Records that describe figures
========
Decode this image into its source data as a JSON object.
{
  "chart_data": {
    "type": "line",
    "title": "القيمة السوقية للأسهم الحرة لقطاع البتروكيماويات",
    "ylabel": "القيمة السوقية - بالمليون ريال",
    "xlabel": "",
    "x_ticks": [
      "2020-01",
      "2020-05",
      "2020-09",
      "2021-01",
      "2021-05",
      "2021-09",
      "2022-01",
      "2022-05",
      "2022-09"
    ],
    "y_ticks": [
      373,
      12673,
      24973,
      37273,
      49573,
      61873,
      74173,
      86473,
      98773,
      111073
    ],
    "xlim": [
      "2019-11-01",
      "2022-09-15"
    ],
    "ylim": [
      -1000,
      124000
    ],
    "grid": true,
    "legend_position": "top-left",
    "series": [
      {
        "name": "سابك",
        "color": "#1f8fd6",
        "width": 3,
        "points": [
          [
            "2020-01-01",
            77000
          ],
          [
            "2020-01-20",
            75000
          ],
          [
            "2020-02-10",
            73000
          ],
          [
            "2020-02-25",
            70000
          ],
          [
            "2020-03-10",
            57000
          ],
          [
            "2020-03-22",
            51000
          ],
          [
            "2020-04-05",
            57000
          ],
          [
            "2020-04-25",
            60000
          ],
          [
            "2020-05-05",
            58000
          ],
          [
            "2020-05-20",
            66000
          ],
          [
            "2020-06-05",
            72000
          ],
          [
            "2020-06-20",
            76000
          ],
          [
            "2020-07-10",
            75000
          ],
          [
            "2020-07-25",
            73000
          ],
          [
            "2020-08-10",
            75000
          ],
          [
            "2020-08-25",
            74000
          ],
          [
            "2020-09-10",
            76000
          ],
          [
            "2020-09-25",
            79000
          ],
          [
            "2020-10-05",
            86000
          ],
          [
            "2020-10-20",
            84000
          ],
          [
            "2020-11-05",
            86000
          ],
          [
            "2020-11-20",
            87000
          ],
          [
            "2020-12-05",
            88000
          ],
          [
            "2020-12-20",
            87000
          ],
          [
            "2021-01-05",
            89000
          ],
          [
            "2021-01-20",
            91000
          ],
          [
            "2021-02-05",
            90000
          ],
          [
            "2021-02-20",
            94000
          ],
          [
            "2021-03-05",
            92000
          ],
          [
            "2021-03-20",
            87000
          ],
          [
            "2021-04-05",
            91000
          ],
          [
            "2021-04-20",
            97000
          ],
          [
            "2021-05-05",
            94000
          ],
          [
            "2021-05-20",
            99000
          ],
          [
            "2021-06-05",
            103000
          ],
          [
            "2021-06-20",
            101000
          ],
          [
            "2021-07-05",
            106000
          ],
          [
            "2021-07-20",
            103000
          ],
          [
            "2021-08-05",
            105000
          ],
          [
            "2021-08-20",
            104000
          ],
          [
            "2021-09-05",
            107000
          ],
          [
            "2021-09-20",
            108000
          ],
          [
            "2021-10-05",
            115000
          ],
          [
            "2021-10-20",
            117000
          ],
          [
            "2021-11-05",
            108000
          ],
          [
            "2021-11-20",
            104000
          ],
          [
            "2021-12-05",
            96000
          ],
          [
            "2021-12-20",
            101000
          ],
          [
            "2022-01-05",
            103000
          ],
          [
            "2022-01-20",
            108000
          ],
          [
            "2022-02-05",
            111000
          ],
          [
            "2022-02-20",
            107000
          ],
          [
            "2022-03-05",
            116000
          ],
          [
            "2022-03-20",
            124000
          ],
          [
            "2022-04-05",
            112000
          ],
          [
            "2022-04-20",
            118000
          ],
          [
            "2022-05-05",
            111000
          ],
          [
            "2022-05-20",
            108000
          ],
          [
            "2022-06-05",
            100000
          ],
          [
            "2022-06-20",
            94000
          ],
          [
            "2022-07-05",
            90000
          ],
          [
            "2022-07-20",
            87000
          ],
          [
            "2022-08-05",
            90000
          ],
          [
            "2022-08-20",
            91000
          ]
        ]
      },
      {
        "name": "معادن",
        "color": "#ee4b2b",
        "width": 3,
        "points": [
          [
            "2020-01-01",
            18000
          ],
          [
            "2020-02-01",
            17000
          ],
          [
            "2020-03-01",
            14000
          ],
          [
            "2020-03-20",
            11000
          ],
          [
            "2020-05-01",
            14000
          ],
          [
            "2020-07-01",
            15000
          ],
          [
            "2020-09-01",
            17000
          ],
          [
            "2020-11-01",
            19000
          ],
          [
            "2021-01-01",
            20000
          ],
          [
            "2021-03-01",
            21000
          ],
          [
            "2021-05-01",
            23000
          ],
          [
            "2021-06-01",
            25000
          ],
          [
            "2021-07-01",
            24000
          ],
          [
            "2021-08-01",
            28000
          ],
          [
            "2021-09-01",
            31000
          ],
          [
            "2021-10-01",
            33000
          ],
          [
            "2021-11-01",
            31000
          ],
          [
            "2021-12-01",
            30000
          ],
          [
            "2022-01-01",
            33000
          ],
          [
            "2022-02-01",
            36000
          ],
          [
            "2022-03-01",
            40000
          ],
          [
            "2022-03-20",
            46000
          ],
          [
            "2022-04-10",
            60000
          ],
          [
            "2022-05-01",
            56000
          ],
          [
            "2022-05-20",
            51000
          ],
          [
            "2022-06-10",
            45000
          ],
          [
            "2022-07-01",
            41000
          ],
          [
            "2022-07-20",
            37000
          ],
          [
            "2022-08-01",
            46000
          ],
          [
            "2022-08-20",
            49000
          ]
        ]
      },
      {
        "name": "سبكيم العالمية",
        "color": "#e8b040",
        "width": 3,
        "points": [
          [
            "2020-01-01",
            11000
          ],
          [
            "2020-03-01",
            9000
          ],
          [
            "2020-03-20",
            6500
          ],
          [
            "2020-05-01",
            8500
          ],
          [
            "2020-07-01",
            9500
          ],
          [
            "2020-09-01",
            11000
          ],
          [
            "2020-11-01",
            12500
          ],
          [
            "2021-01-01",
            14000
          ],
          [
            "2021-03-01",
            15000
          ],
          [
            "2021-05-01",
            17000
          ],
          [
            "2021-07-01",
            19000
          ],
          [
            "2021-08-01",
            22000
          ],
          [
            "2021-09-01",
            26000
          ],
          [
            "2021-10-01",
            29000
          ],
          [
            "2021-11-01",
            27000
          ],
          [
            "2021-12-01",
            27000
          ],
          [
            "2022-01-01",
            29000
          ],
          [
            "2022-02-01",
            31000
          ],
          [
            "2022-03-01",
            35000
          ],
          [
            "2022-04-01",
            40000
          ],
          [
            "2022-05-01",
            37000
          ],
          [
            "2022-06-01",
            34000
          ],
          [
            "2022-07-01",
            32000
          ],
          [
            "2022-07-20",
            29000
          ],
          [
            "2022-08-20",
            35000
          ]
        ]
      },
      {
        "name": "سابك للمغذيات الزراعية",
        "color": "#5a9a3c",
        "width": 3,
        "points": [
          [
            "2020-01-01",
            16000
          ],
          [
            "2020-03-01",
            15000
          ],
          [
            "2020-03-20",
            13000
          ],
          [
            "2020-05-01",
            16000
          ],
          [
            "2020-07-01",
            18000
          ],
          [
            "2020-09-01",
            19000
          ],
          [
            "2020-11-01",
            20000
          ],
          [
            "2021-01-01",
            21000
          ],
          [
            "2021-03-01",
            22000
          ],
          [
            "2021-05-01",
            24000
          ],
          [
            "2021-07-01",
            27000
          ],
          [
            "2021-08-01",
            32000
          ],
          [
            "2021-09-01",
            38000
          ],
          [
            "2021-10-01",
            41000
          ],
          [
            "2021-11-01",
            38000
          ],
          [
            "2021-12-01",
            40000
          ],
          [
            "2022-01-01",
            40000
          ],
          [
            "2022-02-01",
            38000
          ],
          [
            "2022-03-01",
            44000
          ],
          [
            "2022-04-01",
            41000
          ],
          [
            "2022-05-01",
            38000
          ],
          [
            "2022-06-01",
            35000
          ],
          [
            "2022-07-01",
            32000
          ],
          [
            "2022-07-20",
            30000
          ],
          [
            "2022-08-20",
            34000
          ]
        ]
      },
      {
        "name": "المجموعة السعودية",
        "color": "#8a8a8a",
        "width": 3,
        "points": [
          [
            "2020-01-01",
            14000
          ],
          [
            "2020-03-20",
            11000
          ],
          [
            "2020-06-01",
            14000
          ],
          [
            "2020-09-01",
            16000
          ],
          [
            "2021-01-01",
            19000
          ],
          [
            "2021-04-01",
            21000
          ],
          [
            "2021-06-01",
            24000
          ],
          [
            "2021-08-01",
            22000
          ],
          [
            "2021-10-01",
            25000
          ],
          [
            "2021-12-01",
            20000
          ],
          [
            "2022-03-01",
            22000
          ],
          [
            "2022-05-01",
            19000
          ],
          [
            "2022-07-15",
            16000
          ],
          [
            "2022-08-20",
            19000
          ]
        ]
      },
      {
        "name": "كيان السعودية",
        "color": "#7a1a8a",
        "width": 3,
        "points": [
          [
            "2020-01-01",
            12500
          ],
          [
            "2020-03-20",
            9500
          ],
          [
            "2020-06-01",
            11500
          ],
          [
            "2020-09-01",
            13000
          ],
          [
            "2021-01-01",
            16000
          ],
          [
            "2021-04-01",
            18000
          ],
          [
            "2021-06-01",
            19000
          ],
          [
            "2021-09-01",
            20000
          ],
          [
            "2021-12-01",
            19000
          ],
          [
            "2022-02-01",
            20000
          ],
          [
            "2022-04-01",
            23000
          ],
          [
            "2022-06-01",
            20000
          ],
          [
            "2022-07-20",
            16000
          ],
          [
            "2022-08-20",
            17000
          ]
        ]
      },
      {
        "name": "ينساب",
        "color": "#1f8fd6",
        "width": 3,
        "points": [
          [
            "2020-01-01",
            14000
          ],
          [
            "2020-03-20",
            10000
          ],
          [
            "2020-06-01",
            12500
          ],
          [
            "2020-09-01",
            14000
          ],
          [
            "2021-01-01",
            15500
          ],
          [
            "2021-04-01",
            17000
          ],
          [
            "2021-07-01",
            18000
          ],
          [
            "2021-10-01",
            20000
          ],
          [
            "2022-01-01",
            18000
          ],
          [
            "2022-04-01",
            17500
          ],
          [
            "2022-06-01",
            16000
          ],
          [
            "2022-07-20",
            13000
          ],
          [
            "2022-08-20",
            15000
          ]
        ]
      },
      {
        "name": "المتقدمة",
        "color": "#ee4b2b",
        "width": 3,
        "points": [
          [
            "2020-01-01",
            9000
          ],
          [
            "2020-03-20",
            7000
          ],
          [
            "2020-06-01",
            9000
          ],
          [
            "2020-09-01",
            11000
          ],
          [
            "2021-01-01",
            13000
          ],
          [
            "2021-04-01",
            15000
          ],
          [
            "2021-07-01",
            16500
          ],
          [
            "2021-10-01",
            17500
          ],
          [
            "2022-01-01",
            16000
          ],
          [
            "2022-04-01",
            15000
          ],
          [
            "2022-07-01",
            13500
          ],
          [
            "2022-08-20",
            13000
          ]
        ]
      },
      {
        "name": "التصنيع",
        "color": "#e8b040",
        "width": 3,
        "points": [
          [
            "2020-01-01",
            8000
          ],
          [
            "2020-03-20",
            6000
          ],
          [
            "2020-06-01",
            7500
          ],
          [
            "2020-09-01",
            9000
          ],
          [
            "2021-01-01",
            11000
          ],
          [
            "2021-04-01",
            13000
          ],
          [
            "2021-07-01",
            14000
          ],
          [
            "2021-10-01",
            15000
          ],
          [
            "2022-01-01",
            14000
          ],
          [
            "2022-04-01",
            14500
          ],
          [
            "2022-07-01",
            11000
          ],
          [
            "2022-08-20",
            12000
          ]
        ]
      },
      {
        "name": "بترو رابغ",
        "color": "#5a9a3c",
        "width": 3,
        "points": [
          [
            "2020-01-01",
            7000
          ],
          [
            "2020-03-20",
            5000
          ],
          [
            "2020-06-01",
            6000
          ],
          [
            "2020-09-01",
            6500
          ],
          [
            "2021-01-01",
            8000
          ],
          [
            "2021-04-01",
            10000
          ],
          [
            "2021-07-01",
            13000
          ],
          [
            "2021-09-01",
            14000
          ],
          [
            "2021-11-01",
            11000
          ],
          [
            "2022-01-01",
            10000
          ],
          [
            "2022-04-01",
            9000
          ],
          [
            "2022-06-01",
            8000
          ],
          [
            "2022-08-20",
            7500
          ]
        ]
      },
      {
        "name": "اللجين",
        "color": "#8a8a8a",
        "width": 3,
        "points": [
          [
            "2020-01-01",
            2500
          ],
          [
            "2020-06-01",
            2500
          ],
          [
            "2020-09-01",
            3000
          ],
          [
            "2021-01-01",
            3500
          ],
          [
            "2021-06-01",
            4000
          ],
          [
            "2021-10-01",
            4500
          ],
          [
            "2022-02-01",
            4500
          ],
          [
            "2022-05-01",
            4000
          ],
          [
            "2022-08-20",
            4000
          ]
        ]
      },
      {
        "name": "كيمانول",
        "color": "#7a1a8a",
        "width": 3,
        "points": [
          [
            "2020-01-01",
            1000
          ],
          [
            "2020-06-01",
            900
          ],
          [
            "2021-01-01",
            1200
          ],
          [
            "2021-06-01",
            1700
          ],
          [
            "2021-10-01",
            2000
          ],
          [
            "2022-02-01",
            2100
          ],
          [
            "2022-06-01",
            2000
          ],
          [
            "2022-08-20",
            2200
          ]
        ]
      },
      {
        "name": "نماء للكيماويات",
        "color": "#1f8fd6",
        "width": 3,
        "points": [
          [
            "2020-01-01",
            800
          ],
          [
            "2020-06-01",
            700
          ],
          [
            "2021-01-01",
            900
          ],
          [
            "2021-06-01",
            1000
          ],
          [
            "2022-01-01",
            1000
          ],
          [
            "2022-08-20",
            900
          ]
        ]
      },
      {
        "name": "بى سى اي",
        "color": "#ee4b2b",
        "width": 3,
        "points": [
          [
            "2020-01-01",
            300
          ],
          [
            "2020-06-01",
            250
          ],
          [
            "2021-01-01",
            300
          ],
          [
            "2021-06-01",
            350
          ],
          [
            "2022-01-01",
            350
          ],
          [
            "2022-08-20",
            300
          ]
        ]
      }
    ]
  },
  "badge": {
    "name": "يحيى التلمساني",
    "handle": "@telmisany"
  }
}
========
■ **EXERCISE AIM**
Extract every line above that contains the word "القيمة".

■ **PROBLEM SOLUTION**
    "title": "القيمة السوقية للأسهم الحرة لقطاع البتروكيماويات",
    "ylabel": "القيمة السوقية - بالمليون ريال",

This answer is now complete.